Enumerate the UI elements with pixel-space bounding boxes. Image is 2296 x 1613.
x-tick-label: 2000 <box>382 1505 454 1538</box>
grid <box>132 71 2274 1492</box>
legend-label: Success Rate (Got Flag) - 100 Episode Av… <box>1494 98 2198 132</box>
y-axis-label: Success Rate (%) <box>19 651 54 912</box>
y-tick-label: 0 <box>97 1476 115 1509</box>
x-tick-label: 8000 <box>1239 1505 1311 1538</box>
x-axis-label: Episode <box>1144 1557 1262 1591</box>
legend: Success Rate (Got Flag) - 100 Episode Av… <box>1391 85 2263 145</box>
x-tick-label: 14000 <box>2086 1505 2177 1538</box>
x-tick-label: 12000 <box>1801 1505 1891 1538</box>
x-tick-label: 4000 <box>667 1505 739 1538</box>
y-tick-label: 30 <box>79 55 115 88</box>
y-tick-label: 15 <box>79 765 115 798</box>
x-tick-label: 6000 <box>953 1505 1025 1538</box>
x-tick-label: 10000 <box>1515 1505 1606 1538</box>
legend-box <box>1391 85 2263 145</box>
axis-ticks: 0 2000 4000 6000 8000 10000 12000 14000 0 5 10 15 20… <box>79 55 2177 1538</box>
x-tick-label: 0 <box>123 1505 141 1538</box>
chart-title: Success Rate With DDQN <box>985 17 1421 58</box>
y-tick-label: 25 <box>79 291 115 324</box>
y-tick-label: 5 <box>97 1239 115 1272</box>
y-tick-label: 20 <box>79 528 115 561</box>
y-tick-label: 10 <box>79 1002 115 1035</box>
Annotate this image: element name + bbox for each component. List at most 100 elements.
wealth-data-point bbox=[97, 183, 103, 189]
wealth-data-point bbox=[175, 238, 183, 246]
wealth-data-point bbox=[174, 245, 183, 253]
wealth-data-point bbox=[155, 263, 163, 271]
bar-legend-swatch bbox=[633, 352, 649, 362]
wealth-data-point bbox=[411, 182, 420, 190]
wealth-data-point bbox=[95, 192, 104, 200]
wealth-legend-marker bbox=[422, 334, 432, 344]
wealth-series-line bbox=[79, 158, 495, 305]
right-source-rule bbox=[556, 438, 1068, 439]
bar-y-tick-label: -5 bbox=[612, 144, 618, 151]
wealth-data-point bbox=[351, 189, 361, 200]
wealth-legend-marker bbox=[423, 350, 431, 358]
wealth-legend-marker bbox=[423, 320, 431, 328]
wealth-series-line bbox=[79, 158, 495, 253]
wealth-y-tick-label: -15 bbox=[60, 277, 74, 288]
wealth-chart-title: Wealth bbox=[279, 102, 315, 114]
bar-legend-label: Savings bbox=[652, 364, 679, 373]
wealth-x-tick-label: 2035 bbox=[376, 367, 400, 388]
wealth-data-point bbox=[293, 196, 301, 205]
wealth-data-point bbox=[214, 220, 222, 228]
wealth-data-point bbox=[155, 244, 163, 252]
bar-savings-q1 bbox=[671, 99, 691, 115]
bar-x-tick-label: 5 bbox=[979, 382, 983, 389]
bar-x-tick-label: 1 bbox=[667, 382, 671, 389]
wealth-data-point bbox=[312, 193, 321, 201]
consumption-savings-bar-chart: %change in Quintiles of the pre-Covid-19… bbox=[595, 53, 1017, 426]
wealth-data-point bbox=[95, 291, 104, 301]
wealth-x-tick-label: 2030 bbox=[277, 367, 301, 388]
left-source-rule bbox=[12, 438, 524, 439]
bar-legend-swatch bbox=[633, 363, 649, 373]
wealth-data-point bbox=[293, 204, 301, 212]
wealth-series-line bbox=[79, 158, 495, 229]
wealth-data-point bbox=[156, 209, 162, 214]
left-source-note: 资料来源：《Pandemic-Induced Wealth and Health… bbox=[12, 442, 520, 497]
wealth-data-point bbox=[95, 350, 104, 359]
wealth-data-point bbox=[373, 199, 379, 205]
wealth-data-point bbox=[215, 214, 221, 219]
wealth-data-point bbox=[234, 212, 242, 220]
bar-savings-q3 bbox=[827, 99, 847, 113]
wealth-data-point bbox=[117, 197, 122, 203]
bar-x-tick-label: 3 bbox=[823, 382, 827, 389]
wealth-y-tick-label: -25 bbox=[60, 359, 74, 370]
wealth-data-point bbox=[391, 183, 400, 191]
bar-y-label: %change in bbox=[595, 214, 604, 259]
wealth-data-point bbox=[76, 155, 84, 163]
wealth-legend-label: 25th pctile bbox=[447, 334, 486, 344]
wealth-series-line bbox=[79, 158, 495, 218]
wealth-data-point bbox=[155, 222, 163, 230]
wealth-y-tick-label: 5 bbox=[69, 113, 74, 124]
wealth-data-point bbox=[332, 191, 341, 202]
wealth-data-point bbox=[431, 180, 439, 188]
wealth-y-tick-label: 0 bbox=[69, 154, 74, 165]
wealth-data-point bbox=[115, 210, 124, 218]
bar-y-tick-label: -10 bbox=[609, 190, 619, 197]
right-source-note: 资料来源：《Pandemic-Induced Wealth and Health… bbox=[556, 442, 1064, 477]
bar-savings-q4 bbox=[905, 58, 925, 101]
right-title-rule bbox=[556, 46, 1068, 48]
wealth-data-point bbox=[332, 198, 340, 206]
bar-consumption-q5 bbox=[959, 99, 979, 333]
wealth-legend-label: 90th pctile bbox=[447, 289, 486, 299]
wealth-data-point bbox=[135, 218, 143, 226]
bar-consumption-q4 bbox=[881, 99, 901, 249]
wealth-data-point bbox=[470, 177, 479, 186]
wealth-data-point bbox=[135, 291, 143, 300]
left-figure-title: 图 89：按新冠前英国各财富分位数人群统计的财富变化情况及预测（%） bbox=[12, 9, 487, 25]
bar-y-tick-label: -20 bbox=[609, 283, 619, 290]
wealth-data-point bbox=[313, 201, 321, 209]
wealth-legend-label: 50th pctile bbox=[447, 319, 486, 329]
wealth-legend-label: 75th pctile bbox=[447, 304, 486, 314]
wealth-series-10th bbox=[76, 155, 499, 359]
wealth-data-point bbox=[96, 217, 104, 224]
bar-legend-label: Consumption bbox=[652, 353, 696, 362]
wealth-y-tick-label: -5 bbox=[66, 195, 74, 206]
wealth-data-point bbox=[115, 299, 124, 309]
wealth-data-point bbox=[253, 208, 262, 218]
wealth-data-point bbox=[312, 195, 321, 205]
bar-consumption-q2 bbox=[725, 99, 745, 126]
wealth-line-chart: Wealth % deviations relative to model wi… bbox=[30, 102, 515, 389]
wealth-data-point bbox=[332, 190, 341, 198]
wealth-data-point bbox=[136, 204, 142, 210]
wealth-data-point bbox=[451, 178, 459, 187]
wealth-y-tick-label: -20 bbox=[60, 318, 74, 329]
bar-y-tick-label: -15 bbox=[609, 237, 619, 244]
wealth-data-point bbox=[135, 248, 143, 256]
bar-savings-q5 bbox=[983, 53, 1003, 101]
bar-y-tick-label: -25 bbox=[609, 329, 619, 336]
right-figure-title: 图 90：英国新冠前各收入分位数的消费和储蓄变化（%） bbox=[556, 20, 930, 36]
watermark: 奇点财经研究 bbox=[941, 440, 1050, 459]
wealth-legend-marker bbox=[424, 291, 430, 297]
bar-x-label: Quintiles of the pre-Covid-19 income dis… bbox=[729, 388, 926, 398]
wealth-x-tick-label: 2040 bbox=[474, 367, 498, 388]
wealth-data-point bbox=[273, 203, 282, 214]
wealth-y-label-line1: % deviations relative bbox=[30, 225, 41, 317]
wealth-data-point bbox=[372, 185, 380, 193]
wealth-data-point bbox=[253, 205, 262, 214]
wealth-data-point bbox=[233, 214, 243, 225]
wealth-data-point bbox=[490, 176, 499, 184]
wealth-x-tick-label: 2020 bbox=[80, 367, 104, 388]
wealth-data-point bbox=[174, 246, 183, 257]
::::
- _Work to complete_
Lay out the data above as a JSON list of strings, one string per line and blank lines omitted. Begin at the first line and stop after the line that contains "bar-legend-label: Savings bbox=[652, 364, 679, 373]".

- _Reply_
[
  "Enumerate the UI elements with pixel-space bounding boxes. Image is 2296 x 1613.",
  "x-tick-label: 2000 <box>382 1505 454 1538</box>",
  "grid <box>132 71 2274 1492</box>",
  "legend-label: Success Rate (Got Flag) - 100 Episode Av… <box>1494 98 2198 132</box>",
  "y-axis-label: Success Rate (%) <box>19 651 54 912</box>",
  "y-tick-label: 0 <box>97 1476 115 1509</box>",
  "x-tick-label: 8000 <box>1239 1505 1311 1538</box>",
  "x-axis-label: Episode <box>1144 1557 1262 1591</box>",
  "legend: Success Rate (Got Flag) - 100 Episode Av… <box>1391 85 2263 145</box>",
  "x-tick-label: 14000 <box>2086 1505 2177 1538</box>",
  "x-tick-label: 12000 <box>1801 1505 1891 1538</box>",
  "x-tick-label: 4000 <box>667 1505 739 1538</box>",
  "y-tick-label: 30 <box>79 55 115 88</box>",
  "y-tick-label: 15 <box>79 765 115 798</box>",
  "x-tick-label: 6000 <box>953 1505 1025 1538</box>",
  "x-tick-label: 10000 <box>1515 1505 1606 1538</box>",
  "legend-box <box>1391 85 2263 145</box>",
  "axis-ticks: 0 2000 4000 6000 8000 10000 12000 14000 0 5 10 15 20… <box>79 55 2177 1538</box>",
  "x-tick-label: 0 <box>123 1505 141 1538</box>",
  "chart-title: Success Rate With DDQN <box>985 17 1421 58</box>",
  "y-tick-label: 25 <box>79 291 115 324</box>",
  "y-tick-label: 5 <box>97 1239 115 1272</box>",
  "y-tick-label: 20 <box>79 528 115 561</box>",
  "y-tick-label: 10 <box>79 1002 115 1035</box>",
  "Annotate this image: element name + bbox for each component. List at most 100 elements.",
  "wealth-data-point bbox=[97, 183, 103, 189]",
  "wealth-data-point bbox=[175, 238, 183, 246]",
  "wealth-data-point bbox=[174, 245, 183, 253]",
  "wealth-data-point bbox=[155, 263, 163, 271]",
  "bar-legend-swatch bbox=[633, 352, 649, 362]",
  "wealth-data-point bbox=[411, 182, 420, 190]",
  "wealth-data-point bbox=[95, 192, 104, 200]",
  "wealth-legend-marker bbox=[422, 334, 432, 344]",
  "wealth-series-line bbox=[79, 158, 495, 305]",
  "right-source-rule bbox=[556, 438, 1068, 439]",
  "bar-y-tick-label: -5 bbox=[612, 144, 618, 151]",
  "wealth-data-point bbox=[351, 189, 361, 200]",
  "wealth-legend-marker bbox=[423, 350, 431, 358]",
  "wealth-legend-marker bbox=[423, 320, 431, 328]",
  "wealth-series-line bbox=[79, 158, 495, 253]",
  "wealth-y-tick-label: -15 bbox=[60, 277, 74, 288]",
  "wealth-chart-title: Wealth bbox=[279, 102, 315, 114]",
  "bar-legend-label: Savings bbox=[652, 364, 679, 373]"
]